▶ **SHORT PROBLEM**:
Make an exact copy of the records, with the pictures left out.

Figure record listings
□ □ □

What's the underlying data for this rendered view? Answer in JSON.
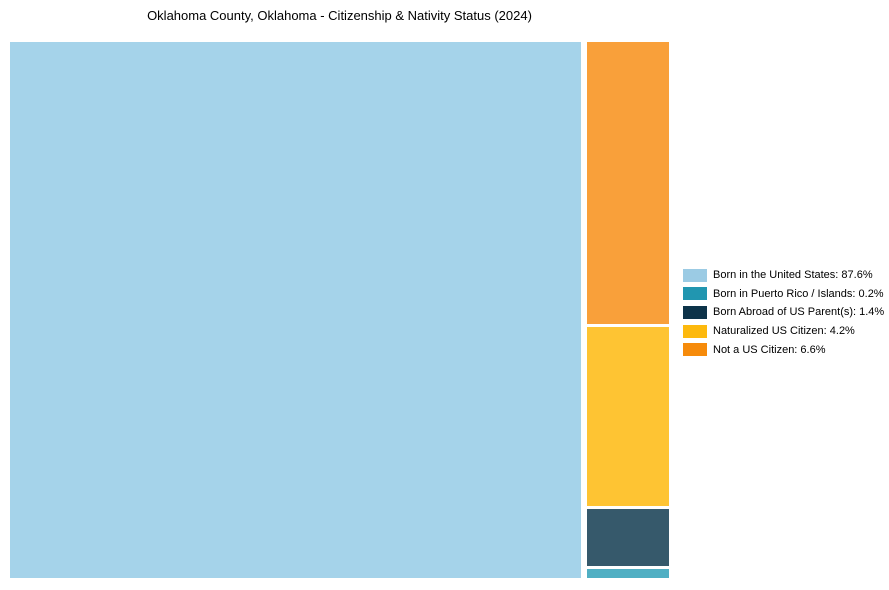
{
  "chart_data": {
    "type": "treemap",
    "title": "Oklahoma County, Oklahoma - Citizenship & Nativity Status (2024)",
    "unit": "%",
    "categories": [
      "Born in the United States",
      "Born in Puerto Rico / Islands",
      "Born Abroad of US Parent(s)",
      "Naturalized US Citizen",
      "Not a US Citizen"
    ],
    "values": [
      87.6,
      0.2,
      1.4,
      4.2,
      6.6
    ],
    "cell_colors": [
      "#A5D3EA",
      "#50AFC3",
      "#36596B",
      "#FEC433",
      "#F9A03A"
    ],
    "legend_colors": [
      "#9BCBE4",
      "#2196B0",
      "#0D3349",
      "#FDB90D",
      "#F68B0B"
    ],
    "legend_position": "right",
    "layout_hint": "largest value fills left block; remaining values stacked top-to-bottom (descending) in right column",
    "background": "#FFFFFF"
  },
  "legend": {
    "items": [
      {
        "label": "Born in the United States: 87.6%",
        "color": "#9BCBE4"
      },
      {
        "label": "Born in Puerto Rico / Islands: 0.2%",
        "color": "#2196B0"
      },
      {
        "label": "Born Abroad of US Parent(s): 1.4%",
        "color": "#0D3349"
      },
      {
        "label": "Naturalized US Citizen: 4.2%",
        "color": "#FDB90D"
      },
      {
        "label": "Not a US Citizen: 6.6%",
        "color": "#F68B0B"
      }
    ]
  }
}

□ □ □

▶ **SOLUTION**:
What's the underlying data for this rendered view? Answer in JSON.
{
  "chart_data": {
    "type": "treemap",
    "title": "Oklahoma County, Oklahoma - Citizenship & Nativity Status (2024)",
    "unit": "%",
    "categories": [
      "Born in the United States",
      "Born in Puerto Rico / Islands",
      "Born Abroad of US Parent(s)",
      "Naturalized US Citizen",
      "Not a US Citizen"
    ],
    "values": [
      87.6,
      0.2,
      1.4,
      4.2,
      6.6
    ],
    "cell_colors": [
      "#A5D3EA",
      "#50AFC3",
      "#36596B",
      "#FEC433",
      "#F9A03A"
    ],
    "legend_colors": [
      "#9BCBE4",
      "#2196B0",
      "#0D3349",
      "#FDB90D",
      "#F68B0B"
    ],
    "legend_position": "right",
    "layout_hint": "largest value fills left block; remaining values stacked top-to-bottom (descending) in right column",
    "background": "#FFFFFF"
  },
  "legend": {
    "items": [
      {
        "label": "Born in the United States: 87.6%",
        "color": "#9BCBE4"
      },
      {
        "label": "Born in Puerto Rico / Islands: 0.2%",
        "color": "#2196B0"
      },
      {
        "label": "Born Abroad of US Parent(s): 1.4%",
        "color": "#0D3349"
      },
      {
        "label": "Naturalized US Citizen: 4.2%",
        "color": "#FDB90D"
      },
      {
        "label": "Not a US Citizen: 6.6%",
        "color": "#F68B0B"
      }
    ]
  }
}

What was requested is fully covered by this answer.